• What you will do: Repeat the data word for word. Do not include the pictures.

• Dataset records:
..........

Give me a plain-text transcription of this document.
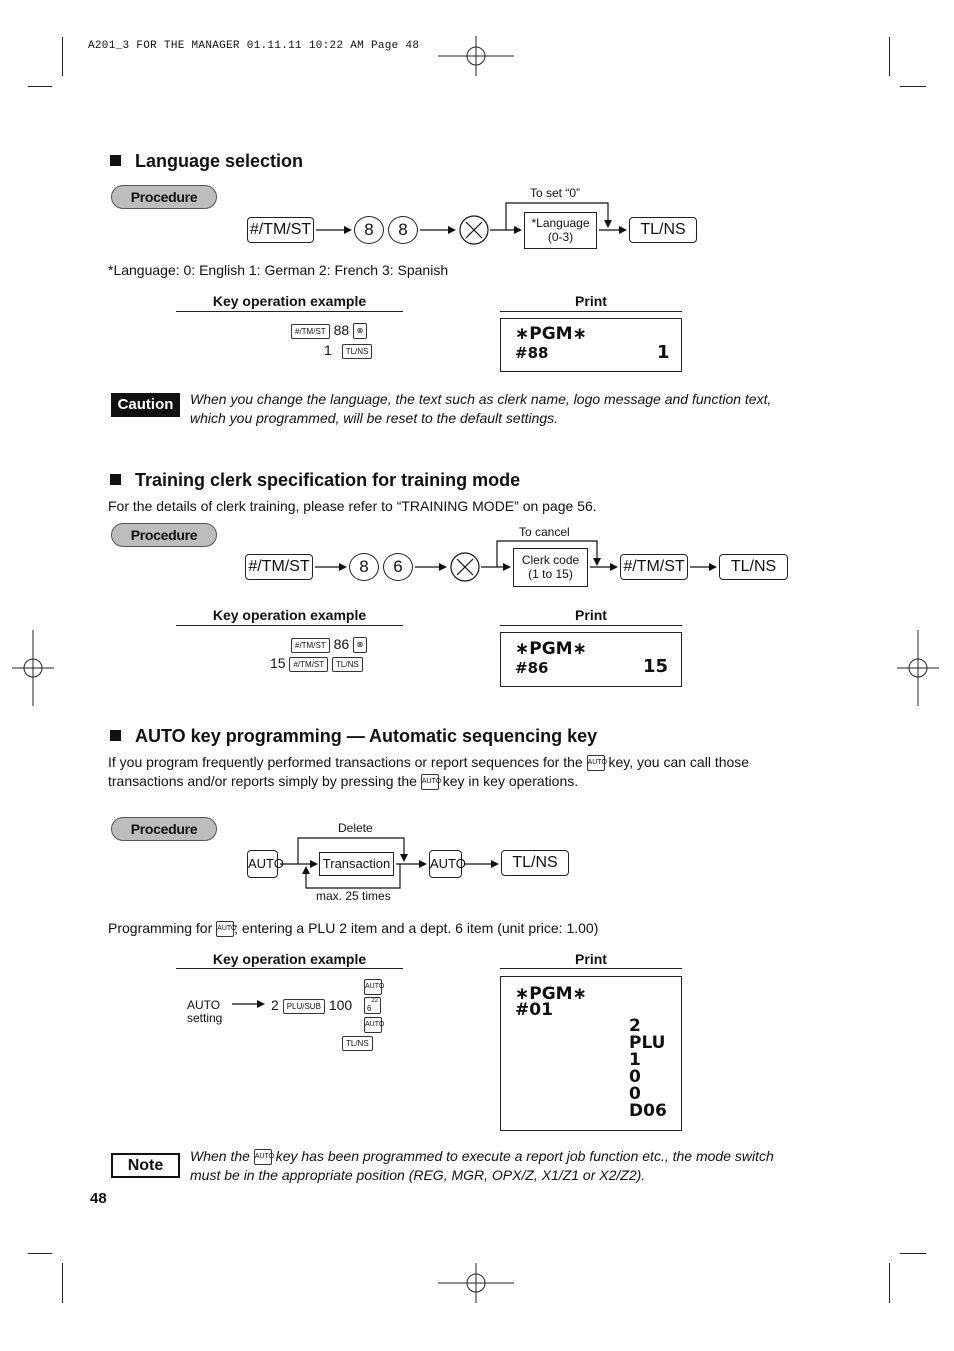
A201_3 FOR THE MANAGER 01.11.11 10:22 AM Page 48
Language selection
Procedure
#/TM/ST	8	8	TL/NS
To set “0”
*Language
(0-3)
*Language: 0: English 1: German 2: French 3: Spanish
Key operation example	Print
#/TM/ST 88 ⊗
1 TL/NS
∗PGM∗
#88	1
Caution	When you change the language, the text such as clerk name, logo message and function text,
which you programmed, will be reset to the default settings.
Training clerk specification for training mode
For the details of clerk training, please refer to “TRAINING MODE” on page 56.
Procedure
#/TM/ST	8	6	#/TM/ST	TL/NS
To cancel
Clerk code
(1 to 15)
Key operation example	Print
#/TM/ST 86 ⊗
15 #/TM/ST TL/NS
∗PGM∗
#86	15
AUTO key programming — Automatic sequencing key
If you program frequently performed transactions or report sequences for the AUTO key, you can call those
transactions and/or reports simply by pressing the AUTO key in key operations.
Procedure
AUTO	AUTO	TL/NS
Delete
Transaction
max. 25 times
Programming for AUTO; entering a PLU 2 item and a dept. 6 item (unit price: 1.00)
Key operation example	Print
AUTO
setting
AUTO
2 PLU/SUB 100	22
6
AUTO
TL/NS
∗PGM∗
#01
2
PLU
1
0
0
D06
Note
When the AUTO key has been programmed to execute a report job function etc., the mode switch
must be in the appropriate position (REG, MGR, OPX/Z, X1/Z1 or X2/Z2).
48
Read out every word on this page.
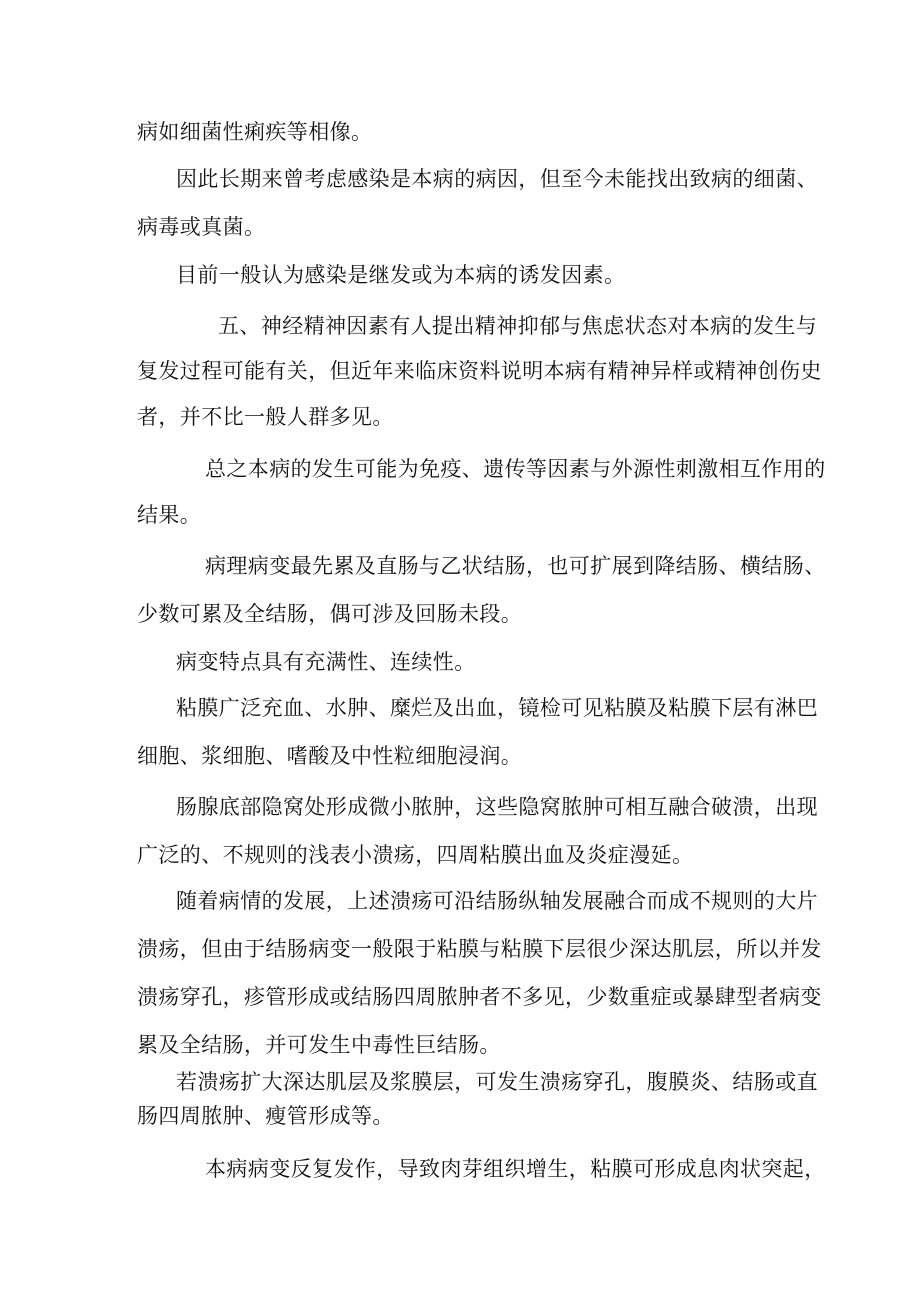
病如细菌性痢疾等相像。
因此长期来曾考虑感染是本病的病因，但至今未能找出致病的细菌、
病毒或真菌。
目前一般认为感染是继发或为本病的诱发因素。
五、神经精神因素有人提出精神抑郁与焦虑状态对本病的发生与
复发过程可能有关，但近年来临床资料说明本病有精神异样或精神创伤史
者，并不比一般人群多见。
总之本病的发生可能为免疫、遗传等因素与外源性刺激相互作用的
结果。
病理病变最先累及直肠与乙状结肠，也可扩展到降结肠、横结肠、
少数可累及全结肠，偶可涉及回肠未段。
病变特点具有充满性、连续性。
粘膜广泛充血、水肿、糜烂及出血，镜检可见粘膜及粘膜下层有淋巴
细胞、浆细胞、嗜酸及中性粒细胞浸润。
肠腺底部隐窝处形成微小脓肿，这些隐窝脓肿可相互融合破溃，出现
广泛的、不规则的浅表小溃疡，四周粘膜出血及炎症漫延。
随着病情的发展，上述溃疡可沿结肠纵轴发展融合而成不规则的大片
溃疡，但由于结肠病变一般限于粘膜与粘膜下层很少深达肌层，所以并发
溃疡穿孔，疹管形成或结肠四周脓肿者不多见，少数重症或暴肆型者病变
累及全结肠，并可发生中毒性巨结肠。
若溃疡扩大深达肌层及浆膜层，可发生溃疡穿孔，腹膜炎、结肠或直
肠四周脓肿、瘦管形成等。
本病病变反复发作，导致肉芽组织增生，粘膜可形成息肉状突起，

..........

• Complete output:
Give me a plain-text transcription of this document.
A201_3 FOR THE MANAGER 01.11.11 10:22 AM Page 48
Language selection
Procedure
#/TM/ST	8	8	TL/NS
To set “0”
*Language
(0-3)
*Language: 0: English 1: German 2: French 3: Spanish
Key operation example	Print
#/TM/ST 88 ⊗
1 TL/NS
∗PGM∗
#88	1
Caution	When you change the language, the text such as clerk name, logo message and function text,
which you programmed, will be reset to the default settings.
Training clerk specification for training mode
For the details of clerk training, please refer to “TRAINING MODE” on page 56.
Procedure
#/TM/ST	8	6	#/TM/ST	TL/NS
To cancel
Clerk code
(1 to 15)
Key operation example	Print
#/TM/ST 86 ⊗
15 #/TM/ST TL/NS
∗PGM∗
#86	15
AUTO key programming — Automatic sequencing key
If you program frequently performed transactions or report sequences for the AUTO key, you can call those
transactions and/or reports simply by pressing the AUTO key in key operations.
Procedure
AUTO	AUTO	TL/NS
Delete
Transaction
max. 25 times
Programming for AUTO; entering a PLU 2 item and a dept. 6 item (unit price: 1.00)
Key operation example	Print
AUTO
setting
AUTO
2 PLU/SUB 100	22
6
AUTO
TL/NS
∗PGM∗
#01
2
PLU
1
0
0
D06
Note
When the AUTO key has been programmed to execute a report job function etc., the mode switch
must be in the appropriate position (REG, MGR, OPX/Z, X1/Z1 or X2/Z2).
48
Read out every word on this page.
病如细菌性痢疾等相像。
因此长期来曾考虑感染是本病的病因，但至今未能找出致病的细菌、
病毒或真菌。
目前一般认为感染是继发或为本病的诱发因素。
五、神经精神因素有人提出精神抑郁与焦虑状态对本病的发生与
复发过程可能有关，但近年来临床资料说明本病有精神异样或精神创伤史
者，并不比一般人群多见。
总之本病的发生可能为免疫、遗传等因素与外源性刺激相互作用的
结果。
病理病变最先累及直肠与乙状结肠，也可扩展到降结肠、横结肠、
少数可累及全结肠，偶可涉及回肠未段。
病变特点具有充满性、连续性。
粘膜广泛充血、水肿、糜烂及出血，镜检可见粘膜及粘膜下层有淋巴
细胞、浆细胞、嗜酸及中性粒细胞浸润。
肠腺底部隐窝处形成微小脓肿，这些隐窝脓肿可相互融合破溃，出现
广泛的、不规则的浅表小溃疡，四周粘膜出血及炎症漫延。
随着病情的发展，上述溃疡可沿结肠纵轴发展融合而成不规则的大片
溃疡，但由于结肠病变一般限于粘膜与粘膜下层很少深达肌层，所以并发
溃疡穿孔，疹管形成或结肠四周脓肿者不多见，少数重症或暴肆型者病变
累及全结肠，并可发生中毒性巨结肠。
若溃疡扩大深达肌层及浆膜层，可发生溃疡穿孔，腹膜炎、结肠或直
肠四周脓肿、瘦管形成等。
本病病变反复发作，导致肉芽组织增生，粘膜可形成息肉状突起，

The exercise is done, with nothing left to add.